Raw data.
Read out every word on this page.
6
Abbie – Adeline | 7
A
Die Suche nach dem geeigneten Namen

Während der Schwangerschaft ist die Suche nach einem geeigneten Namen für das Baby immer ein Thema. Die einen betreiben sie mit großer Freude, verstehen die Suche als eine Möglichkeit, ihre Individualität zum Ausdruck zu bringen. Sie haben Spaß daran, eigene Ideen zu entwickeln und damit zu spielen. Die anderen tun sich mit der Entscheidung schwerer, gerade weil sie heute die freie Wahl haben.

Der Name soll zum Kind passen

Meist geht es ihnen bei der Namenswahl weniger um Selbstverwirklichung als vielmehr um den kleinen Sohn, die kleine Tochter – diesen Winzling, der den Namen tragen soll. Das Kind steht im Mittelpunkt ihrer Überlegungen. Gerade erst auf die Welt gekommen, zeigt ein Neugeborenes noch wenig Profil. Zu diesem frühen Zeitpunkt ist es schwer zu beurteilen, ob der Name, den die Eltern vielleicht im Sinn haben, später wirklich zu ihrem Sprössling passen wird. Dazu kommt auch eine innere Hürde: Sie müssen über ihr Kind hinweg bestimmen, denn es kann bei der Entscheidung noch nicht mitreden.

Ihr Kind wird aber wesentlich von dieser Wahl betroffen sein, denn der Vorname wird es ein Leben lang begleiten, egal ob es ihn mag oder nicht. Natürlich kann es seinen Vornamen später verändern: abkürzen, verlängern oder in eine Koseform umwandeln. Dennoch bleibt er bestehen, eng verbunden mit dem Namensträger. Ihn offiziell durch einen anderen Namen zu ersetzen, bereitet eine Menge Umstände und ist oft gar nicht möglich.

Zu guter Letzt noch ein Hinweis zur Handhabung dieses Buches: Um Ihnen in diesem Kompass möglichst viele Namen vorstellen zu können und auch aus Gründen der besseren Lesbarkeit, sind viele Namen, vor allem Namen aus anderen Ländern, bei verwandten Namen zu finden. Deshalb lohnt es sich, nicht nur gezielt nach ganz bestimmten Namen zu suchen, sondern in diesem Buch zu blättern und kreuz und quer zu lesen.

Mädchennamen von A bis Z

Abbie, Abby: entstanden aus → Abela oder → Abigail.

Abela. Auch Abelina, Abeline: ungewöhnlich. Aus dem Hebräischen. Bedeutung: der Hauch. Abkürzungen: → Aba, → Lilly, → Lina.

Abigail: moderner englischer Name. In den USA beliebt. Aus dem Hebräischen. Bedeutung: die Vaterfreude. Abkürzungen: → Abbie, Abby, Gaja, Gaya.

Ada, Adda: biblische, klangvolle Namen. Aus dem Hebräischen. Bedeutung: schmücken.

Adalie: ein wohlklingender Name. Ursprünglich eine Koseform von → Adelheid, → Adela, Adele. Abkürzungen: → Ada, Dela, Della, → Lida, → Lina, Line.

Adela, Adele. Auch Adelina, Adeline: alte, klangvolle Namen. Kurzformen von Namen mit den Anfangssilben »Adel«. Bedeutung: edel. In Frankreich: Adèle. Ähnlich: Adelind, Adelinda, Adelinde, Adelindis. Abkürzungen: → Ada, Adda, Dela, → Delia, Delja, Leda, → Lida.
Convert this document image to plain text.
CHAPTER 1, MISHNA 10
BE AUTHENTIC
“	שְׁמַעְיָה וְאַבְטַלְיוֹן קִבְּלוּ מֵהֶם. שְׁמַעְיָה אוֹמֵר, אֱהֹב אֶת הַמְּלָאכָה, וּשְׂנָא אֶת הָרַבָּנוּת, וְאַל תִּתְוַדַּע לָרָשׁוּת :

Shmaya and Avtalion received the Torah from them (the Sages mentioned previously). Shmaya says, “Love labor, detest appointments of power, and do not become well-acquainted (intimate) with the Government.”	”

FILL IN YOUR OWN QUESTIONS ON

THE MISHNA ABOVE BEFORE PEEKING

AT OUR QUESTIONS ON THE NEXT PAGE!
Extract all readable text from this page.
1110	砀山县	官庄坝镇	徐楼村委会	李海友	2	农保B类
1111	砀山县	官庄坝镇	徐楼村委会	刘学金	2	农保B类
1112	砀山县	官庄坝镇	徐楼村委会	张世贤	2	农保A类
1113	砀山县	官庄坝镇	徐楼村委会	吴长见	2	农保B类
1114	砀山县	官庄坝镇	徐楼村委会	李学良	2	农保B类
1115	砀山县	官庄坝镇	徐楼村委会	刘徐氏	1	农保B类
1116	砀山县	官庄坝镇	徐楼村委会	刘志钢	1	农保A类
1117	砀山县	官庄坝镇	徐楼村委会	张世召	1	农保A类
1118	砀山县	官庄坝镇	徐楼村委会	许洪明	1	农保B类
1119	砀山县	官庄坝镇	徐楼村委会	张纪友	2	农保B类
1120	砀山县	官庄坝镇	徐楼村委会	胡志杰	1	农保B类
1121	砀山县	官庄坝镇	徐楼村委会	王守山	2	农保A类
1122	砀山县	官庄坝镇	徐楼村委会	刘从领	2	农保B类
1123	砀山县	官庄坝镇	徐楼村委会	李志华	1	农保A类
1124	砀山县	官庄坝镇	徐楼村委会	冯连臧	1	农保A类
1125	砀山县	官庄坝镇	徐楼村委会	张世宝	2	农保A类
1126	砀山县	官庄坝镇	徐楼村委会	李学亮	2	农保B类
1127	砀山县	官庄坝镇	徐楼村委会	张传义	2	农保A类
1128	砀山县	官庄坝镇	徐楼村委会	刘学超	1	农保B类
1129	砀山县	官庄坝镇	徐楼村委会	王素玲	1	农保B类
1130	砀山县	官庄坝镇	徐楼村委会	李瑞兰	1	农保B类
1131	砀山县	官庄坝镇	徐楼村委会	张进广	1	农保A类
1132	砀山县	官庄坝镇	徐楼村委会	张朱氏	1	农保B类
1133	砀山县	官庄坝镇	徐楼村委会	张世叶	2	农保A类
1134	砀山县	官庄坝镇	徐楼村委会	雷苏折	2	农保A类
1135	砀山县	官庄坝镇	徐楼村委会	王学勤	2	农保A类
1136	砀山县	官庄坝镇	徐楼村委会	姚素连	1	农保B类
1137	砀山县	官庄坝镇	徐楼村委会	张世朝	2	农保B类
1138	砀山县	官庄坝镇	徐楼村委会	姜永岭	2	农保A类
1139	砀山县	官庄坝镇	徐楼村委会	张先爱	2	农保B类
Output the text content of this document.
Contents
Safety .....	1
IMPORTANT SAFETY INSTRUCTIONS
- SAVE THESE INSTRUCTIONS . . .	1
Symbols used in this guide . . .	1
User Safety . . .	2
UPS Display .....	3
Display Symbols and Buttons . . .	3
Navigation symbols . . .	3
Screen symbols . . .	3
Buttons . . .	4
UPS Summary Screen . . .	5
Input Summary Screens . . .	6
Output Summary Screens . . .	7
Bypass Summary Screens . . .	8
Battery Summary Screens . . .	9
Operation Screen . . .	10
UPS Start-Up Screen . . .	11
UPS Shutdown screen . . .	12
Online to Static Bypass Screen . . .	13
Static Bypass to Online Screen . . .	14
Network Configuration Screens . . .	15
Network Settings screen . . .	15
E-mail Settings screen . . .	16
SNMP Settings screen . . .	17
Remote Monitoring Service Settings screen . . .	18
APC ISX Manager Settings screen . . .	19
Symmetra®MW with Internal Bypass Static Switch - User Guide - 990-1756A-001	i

Task prompt. Nothing should be left out: repeat all of the data exactly.

Final result.
Read out every word on this page.
6
Abbie – Adeline | 7
A
Die Suche nach dem geeigneten Namen

Während der Schwangerschaft ist die Suche nach einem geeigneten Namen für das Baby immer ein Thema. Die einen betreiben sie mit großer Freude, verstehen die Suche als eine Möglichkeit, ihre Individualität zum Ausdruck zu bringen. Sie haben Spaß daran, eigene Ideen zu entwickeln und damit zu spielen. Die anderen tun sich mit der Entscheidung schwerer, gerade weil sie heute die freie Wahl haben.

Der Name soll zum Kind passen

Meist geht es ihnen bei der Namenswahl weniger um Selbstverwirklichung als vielmehr um den kleinen Sohn, die kleine Tochter – diesen Winzling, der den Namen tragen soll. Das Kind steht im Mittelpunkt ihrer Überlegungen. Gerade erst auf die Welt gekommen, zeigt ein Neugeborenes noch wenig Profil. Zu diesem frühen Zeitpunkt ist es schwer zu beurteilen, ob der Name, den die Eltern vielleicht im Sinn haben, später wirklich zu ihrem Sprössling passen wird. Dazu kommt auch eine innere Hürde: Sie müssen über ihr Kind hinweg bestimmen, denn es kann bei der Entscheidung noch nicht mitreden.

Ihr Kind wird aber wesentlich von dieser Wahl betroffen sein, denn der Vorname wird es ein Leben lang begleiten, egal ob es ihn mag oder nicht. Natürlich kann es seinen Vornamen später verändern: abkürzen, verlängern oder in eine Koseform umwandeln. Dennoch bleibt er bestehen, eng verbunden mit dem Namensträger. Ihn offiziell durch einen anderen Namen zu ersetzen, bereitet eine Menge Umstände und ist oft gar nicht möglich.

Zu guter Letzt noch ein Hinweis zur Handhabung dieses Buches: Um Ihnen in diesem Kompass möglichst viele Namen vorstellen zu können und auch aus Gründen der besseren Lesbarkeit, sind viele Namen, vor allem Namen aus anderen Ländern, bei verwandten Namen zu finden. Deshalb lohnt es sich, nicht nur gezielt nach ganz bestimmten Namen zu suchen, sondern in diesem Buch zu blättern und kreuz und quer zu lesen.

Mädchennamen von A bis Z

Abbie, Abby: entstanden aus → Abela oder → Abigail.

Abela. Auch Abelina, Abeline: ungewöhnlich. Aus dem Hebräischen. Bedeutung: der Hauch. Abkürzungen: → Aba, → Lilly, → Lina.

Abigail: moderner englischer Name. In den USA beliebt. Aus dem Hebräischen. Bedeutung: die Vaterfreude. Abkürzungen: → Abbie, Abby, Gaja, Gaya.

Ada, Adda: biblische, klangvolle Namen. Aus dem Hebräischen. Bedeutung: schmücken.

Adalie: ein wohlklingender Name. Ursprünglich eine Koseform von → Adelheid, → Adela, Adele. Abkürzungen: → Ada, Dela, Della, → Lida, → Lina, Line.

Adela, Adele. Auch Adelina, Adeline: alte, klangvolle Namen. Kurzformen von Namen mit den Anfangssilben »Adel«. Bedeutung: edel. In Frankreich: Adèle. Ähnlich: Adelind, Adelinda, Adelinde, Adelindis. Abkürzungen: → Ada, Adda, Dela, → Delia, Delja, Leda, → Lida.
Convert this document image to plain text.
CHAPTER 1, MISHNA 10
BE AUTHENTIC
“	שְׁמַעְיָה וְאַבְטַלְיוֹן קִבְּלוּ מֵהֶם. שְׁמַעְיָה אוֹמֵר, אֱהֹב אֶת הַמְּלָאכָה, וּשְׂנָא אֶת הָרַבָּנוּת, וְאַל תִּתְוַדַּע לָרָשׁוּת :

Shmaya and Avtalion received the Torah from them (the Sages mentioned previously). Shmaya says, “Love labor, detest appointments of power, and do not become well-acquainted (intimate) with the Government.”	”

FILL IN YOUR OWN QUESTIONS ON

THE MISHNA ABOVE BEFORE PEEKING

AT OUR QUESTIONS ON THE NEXT PAGE!
Extract all readable text from this page.
1110	砀山县	官庄坝镇	徐楼村委会	李海友	2	农保B类
1111	砀山县	官庄坝镇	徐楼村委会	刘学金	2	农保B类
1112	砀山县	官庄坝镇	徐楼村委会	张世贤	2	农保A类
1113	砀山县	官庄坝镇	徐楼村委会	吴长见	2	农保B类
1114	砀山县	官庄坝镇	徐楼村委会	李学良	2	农保B类
1115	砀山县	官庄坝镇	徐楼村委会	刘徐氏	1	农保B类
1116	砀山县	官庄坝镇	徐楼村委会	刘志钢	1	农保A类
1117	砀山县	官庄坝镇	徐楼村委会	张世召	1	农保A类
1118	砀山县	官庄坝镇	徐楼村委会	许洪明	1	农保B类
1119	砀山县	官庄坝镇	徐楼村委会	张纪友	2	农保B类
1120	砀山县	官庄坝镇	徐楼村委会	胡志杰	1	农保B类
1121	砀山县	官庄坝镇	徐楼村委会	王守山	2	农保A类
1122	砀山县	官庄坝镇	徐楼村委会	刘从领	2	农保B类
1123	砀山县	官庄坝镇	徐楼村委会	李志华	1	农保A类
1124	砀山县	官庄坝镇	徐楼村委会	冯连臧	1	农保A类
1125	砀山县	官庄坝镇	徐楼村委会	张世宝	2	农保A类
1126	砀山县	官庄坝镇	徐楼村委会	李学亮	2	农保B类
1127	砀山县	官庄坝镇	徐楼村委会	张传义	2	农保A类
1128	砀山县	官庄坝镇	徐楼村委会	刘学超	1	农保B类
1129	砀山县	官庄坝镇	徐楼村委会	王素玲	1	农保B类
1130	砀山县	官庄坝镇	徐楼村委会	李瑞兰	1	农保B类
1131	砀山县	官庄坝镇	徐楼村委会	张进广	1	农保A类
1132	砀山县	官庄坝镇	徐楼村委会	张朱氏	1	农保B类
1133	砀山县	官庄坝镇	徐楼村委会	张世叶	2	农保A类
1134	砀山县	官庄坝镇	徐楼村委会	雷苏折	2	农保A类
1135	砀山县	官庄坝镇	徐楼村委会	王学勤	2	农保A类
1136	砀山县	官庄坝镇	徐楼村委会	姚素连	1	农保B类
1137	砀山县	官庄坝镇	徐楼村委会	张世朝	2	农保B类
1138	砀山县	官庄坝镇	徐楼村委会	姜永岭	2	农保A类
1139	砀山县	官庄坝镇	徐楼村委会	张先爱	2	农保B类
Output the text content of this document.
Contents
Safety .....	1
IMPORTANT SAFETY INSTRUCTIONS
- SAVE THESE INSTRUCTIONS . . .	1
Symbols used in this guide . . .	1
User Safety . . .	2
UPS Display .....	3
Display Symbols and Buttons . . .	3
Navigation symbols . . .	3
Screen symbols . . .	3
Buttons . . .	4
UPS Summary Screen . . .	5
Input Summary Screens . . .	6
Output Summary Screens . . .	7
Bypass Summary Screens . . .	8
Battery Summary Screens . . .	9
Operation Screen . . .	10
UPS Start-Up Screen . . .	11
UPS Shutdown screen . . .	12
Online to Static Bypass Screen . . .	13
Static Bypass to Online Screen . . .	14
Network Configuration Screens . . .	15
Network Settings screen . . .	15
E-mail Settings screen . . .	16
SNMP Settings screen . . .	17
Remote Monitoring Service Settings screen . . .	18
APC ISX Manager Settings screen . . .	19
Symmetra®MW with Internal Bypass Static Switch - User Guide - 990-1756A-001	i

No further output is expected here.